(Data entries)
• • •

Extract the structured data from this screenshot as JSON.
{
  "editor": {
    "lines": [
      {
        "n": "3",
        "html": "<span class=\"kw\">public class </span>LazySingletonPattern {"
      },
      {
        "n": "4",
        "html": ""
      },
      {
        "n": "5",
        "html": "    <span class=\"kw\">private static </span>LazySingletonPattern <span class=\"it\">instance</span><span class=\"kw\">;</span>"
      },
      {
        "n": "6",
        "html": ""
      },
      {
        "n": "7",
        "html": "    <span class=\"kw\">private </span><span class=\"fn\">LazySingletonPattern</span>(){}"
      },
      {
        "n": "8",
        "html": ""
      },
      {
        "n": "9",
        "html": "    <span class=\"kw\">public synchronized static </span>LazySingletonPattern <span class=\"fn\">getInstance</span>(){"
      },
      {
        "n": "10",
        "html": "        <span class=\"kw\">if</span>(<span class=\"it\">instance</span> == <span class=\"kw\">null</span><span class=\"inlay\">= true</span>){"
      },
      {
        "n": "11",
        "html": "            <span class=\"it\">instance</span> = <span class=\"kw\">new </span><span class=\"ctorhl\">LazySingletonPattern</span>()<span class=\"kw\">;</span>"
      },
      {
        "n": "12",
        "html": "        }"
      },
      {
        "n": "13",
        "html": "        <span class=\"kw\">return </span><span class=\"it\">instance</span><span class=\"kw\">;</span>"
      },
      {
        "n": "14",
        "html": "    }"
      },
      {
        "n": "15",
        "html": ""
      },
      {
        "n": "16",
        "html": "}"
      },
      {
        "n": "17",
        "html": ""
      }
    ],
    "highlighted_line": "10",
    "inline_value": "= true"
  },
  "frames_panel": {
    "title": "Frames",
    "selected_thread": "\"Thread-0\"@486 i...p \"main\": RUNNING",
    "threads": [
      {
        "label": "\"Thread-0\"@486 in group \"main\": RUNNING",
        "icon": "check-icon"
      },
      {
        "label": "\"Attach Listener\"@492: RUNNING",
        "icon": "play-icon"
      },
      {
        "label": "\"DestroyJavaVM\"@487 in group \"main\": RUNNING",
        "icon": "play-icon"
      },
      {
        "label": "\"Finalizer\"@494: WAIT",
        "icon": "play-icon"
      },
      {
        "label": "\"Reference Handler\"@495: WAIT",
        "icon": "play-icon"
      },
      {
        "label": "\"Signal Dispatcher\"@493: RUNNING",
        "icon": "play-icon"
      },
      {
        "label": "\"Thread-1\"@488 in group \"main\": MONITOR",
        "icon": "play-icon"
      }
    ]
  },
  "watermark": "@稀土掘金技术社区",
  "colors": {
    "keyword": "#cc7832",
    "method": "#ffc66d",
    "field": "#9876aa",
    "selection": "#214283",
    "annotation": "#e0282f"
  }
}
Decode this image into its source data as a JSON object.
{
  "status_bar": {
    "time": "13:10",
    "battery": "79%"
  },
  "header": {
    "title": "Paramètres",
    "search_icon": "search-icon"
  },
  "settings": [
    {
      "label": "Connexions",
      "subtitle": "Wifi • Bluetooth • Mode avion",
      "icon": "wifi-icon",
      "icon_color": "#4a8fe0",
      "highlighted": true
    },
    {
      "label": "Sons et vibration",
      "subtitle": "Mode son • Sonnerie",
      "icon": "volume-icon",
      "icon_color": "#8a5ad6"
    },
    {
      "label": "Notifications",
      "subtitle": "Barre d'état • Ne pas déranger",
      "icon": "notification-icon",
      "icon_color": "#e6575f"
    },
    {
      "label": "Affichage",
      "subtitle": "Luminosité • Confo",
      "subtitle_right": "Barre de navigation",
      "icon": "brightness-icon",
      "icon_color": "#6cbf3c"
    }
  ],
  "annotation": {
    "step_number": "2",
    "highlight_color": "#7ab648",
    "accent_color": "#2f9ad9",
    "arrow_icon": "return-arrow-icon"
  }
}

• • •

◆ Stated exercise
Check the data for the word "WAIT" and pull out the lines that have it.

◆ In response
        "label": "\"Finalizer\"@494: WAIT",
        "label": "\"Reference Handler\"@495: WAIT",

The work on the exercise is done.